→ EXTRACTED INFORMATION
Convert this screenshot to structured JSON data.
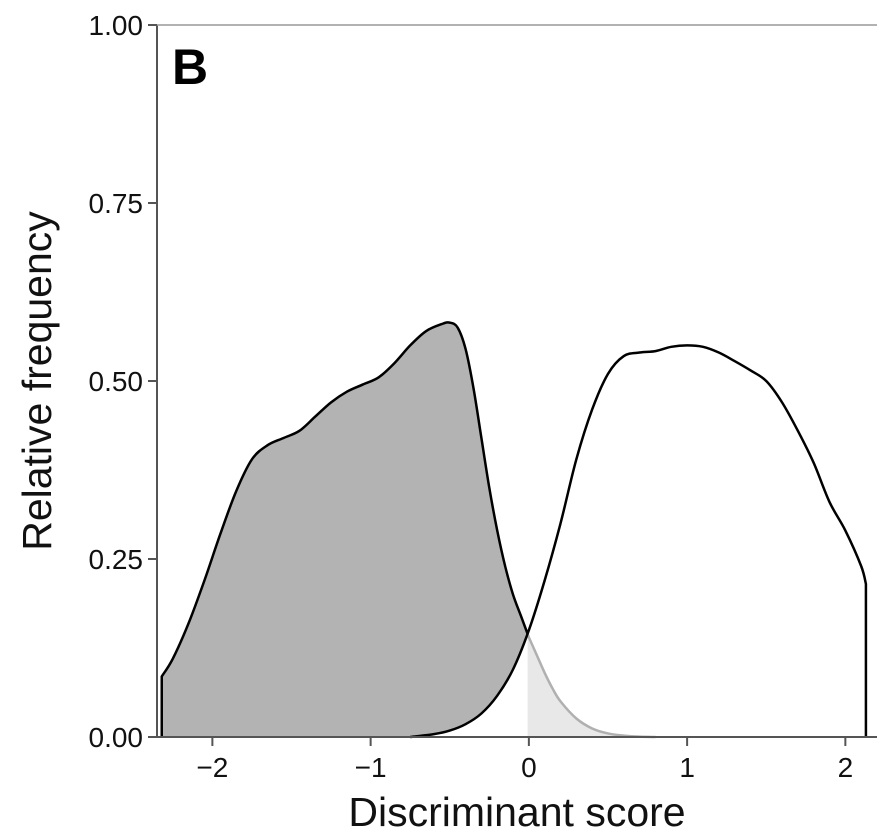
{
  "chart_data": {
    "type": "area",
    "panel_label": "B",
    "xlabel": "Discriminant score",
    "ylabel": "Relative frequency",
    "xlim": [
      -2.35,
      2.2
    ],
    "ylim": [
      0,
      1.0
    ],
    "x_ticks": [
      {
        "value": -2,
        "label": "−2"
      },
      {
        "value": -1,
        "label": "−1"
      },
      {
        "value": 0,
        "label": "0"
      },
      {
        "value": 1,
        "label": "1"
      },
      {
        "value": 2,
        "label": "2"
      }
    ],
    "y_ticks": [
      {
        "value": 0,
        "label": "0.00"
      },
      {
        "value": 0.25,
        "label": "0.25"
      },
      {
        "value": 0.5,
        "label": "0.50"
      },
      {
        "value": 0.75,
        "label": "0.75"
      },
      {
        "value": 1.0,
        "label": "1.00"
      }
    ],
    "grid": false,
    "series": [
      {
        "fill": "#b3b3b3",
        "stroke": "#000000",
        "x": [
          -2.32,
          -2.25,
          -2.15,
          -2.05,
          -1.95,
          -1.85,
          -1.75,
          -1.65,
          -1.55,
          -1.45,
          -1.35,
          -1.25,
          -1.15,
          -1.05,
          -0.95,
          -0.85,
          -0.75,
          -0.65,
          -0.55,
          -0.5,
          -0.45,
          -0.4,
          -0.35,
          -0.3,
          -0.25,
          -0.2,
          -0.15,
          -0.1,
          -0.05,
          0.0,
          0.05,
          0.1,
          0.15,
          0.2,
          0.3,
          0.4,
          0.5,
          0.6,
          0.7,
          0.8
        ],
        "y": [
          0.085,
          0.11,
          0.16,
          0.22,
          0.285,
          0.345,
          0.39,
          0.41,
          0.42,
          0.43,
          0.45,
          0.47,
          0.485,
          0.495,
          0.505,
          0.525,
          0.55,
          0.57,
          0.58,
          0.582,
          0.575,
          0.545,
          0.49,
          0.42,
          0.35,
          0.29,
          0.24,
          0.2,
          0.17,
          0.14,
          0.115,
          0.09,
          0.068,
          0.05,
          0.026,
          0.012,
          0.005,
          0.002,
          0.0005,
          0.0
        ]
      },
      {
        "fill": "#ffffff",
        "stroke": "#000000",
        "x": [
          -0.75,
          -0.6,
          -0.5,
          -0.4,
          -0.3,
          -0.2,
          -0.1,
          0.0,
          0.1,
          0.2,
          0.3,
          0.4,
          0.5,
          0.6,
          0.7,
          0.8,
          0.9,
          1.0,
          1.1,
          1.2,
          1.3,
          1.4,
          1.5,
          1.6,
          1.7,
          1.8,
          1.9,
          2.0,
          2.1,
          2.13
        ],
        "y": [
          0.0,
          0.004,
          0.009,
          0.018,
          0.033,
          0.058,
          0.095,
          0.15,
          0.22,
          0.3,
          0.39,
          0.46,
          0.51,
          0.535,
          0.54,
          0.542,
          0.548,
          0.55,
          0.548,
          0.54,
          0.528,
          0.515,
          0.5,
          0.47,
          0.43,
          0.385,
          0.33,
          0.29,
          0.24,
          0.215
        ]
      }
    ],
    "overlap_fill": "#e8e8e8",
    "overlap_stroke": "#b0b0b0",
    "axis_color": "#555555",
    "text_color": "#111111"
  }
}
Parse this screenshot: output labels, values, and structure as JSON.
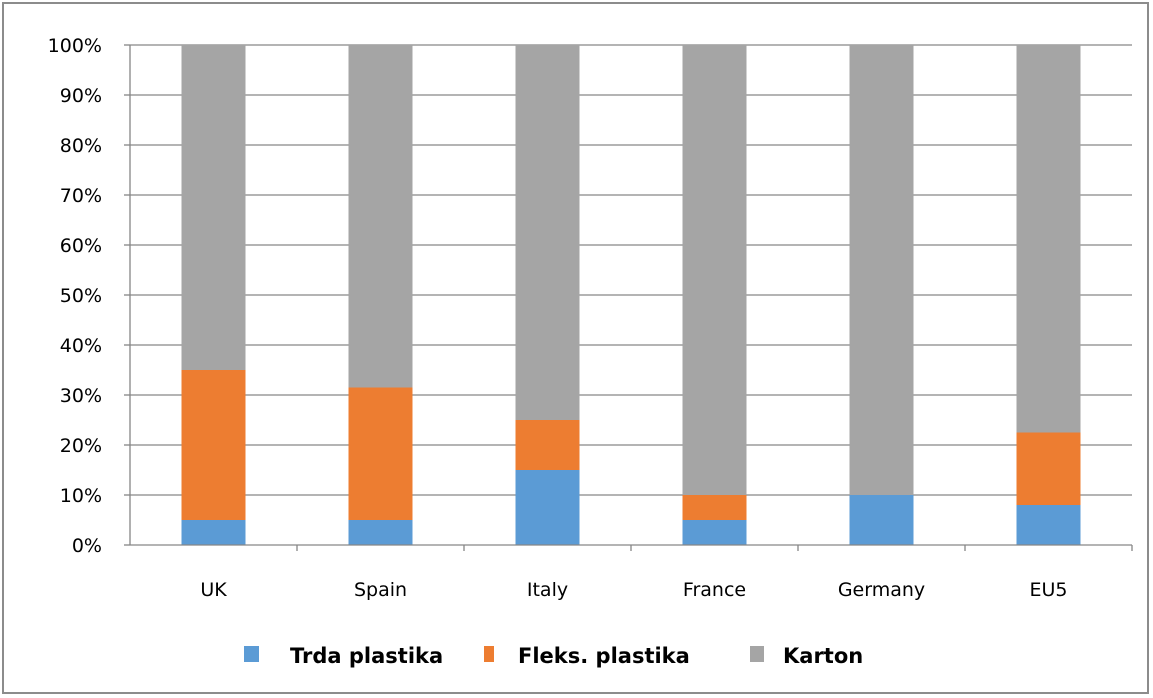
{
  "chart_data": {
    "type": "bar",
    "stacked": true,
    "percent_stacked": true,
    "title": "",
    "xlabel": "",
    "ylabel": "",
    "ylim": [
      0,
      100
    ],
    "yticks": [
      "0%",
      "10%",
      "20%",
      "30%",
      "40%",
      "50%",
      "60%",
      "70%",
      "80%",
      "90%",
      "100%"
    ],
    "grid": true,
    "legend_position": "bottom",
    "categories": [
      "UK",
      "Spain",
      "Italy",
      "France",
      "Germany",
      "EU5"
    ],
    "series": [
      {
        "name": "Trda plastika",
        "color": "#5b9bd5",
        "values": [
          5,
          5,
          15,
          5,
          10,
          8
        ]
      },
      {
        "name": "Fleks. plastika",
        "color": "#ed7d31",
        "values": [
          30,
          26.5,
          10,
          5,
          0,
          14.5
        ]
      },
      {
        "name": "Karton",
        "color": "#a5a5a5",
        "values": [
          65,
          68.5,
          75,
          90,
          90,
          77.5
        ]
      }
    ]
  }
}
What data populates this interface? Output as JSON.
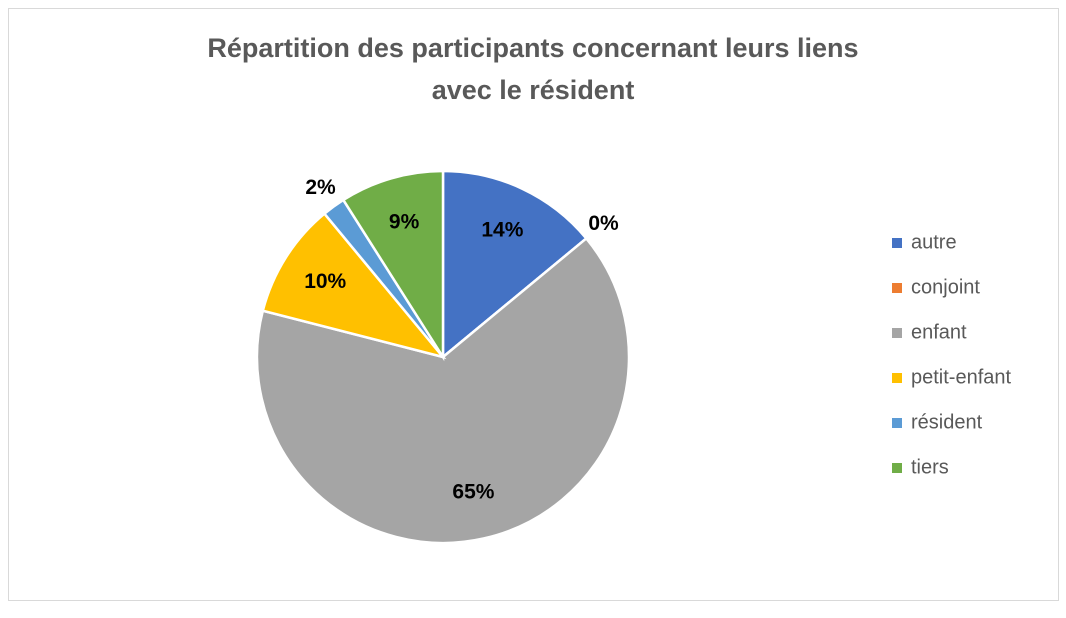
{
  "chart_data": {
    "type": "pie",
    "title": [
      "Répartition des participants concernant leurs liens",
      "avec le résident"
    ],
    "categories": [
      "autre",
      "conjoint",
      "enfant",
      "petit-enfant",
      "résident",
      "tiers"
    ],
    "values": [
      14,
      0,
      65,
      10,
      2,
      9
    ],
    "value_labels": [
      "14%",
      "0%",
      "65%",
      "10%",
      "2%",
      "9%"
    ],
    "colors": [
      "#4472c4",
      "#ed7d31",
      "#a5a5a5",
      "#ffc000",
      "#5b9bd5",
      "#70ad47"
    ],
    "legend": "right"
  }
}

→ WHAT IS NEEDED
Write out an exact reproduction of the lines from the line that holds "Parse this screenshot: output" to the bottom of the listing above, both ends included. Exclude pictures.

→ CORRECT RESULT
Parse this screenshot: output labels, values, and structure as JSON.
{
  "chart_data": {
    "type": "bar",
    "stacked": true,
    "percent_stacked": true,
    "title": "",
    "xlabel": "",
    "ylabel": "",
    "ylim": [
      0,
      100
    ],
    "yticks": [
      "0%",
      "10%",
      "20%",
      "30%",
      "40%",
      "50%",
      "60%",
      "70%",
      "80%",
      "90%",
      "100%"
    ],
    "grid": true,
    "legend_position": "bottom",
    "categories": [
      "UK",
      "Spain",
      "Italy",
      "France",
      "Germany",
      "EU5"
    ],
    "series": [
      {
        "name": "Trda plastika",
        "color": "#5b9bd5",
        "values": [
          5,
          5,
          15,
          5,
          10,
          8
        ]
      },
      {
        "name": "Fleks. plastika",
        "color": "#ed7d31",
        "values": [
          30,
          26.5,
          10,
          5,
          0,
          14.5
        ]
      },
      {
        "name": "Karton",
        "color": "#a5a5a5",
        "values": [
          65,
          68.5,
          75,
          90,
          90,
          77.5
        ]
      }
    ]
  }
}
What data populates this interface? Output as JSON.
{
  "chart_data": {
    "type": "pie",
    "title": [
      "Répartition des participants concernant leurs liens",
      "avec le résident"
    ],
    "categories": [
      "autre",
      "conjoint",
      "enfant",
      "petit-enfant",
      "résident",
      "tiers"
    ],
    "values": [
      14,
      0,
      65,
      10,
      2,
      9
    ],
    "value_labels": [
      "14%",
      "0%",
      "65%",
      "10%",
      "2%",
      "9%"
    ],
    "colors": [
      "#4472c4",
      "#ed7d31",
      "#a5a5a5",
      "#ffc000",
      "#5b9bd5",
      "#70ad47"
    ],
    "legend": "right"
  }
}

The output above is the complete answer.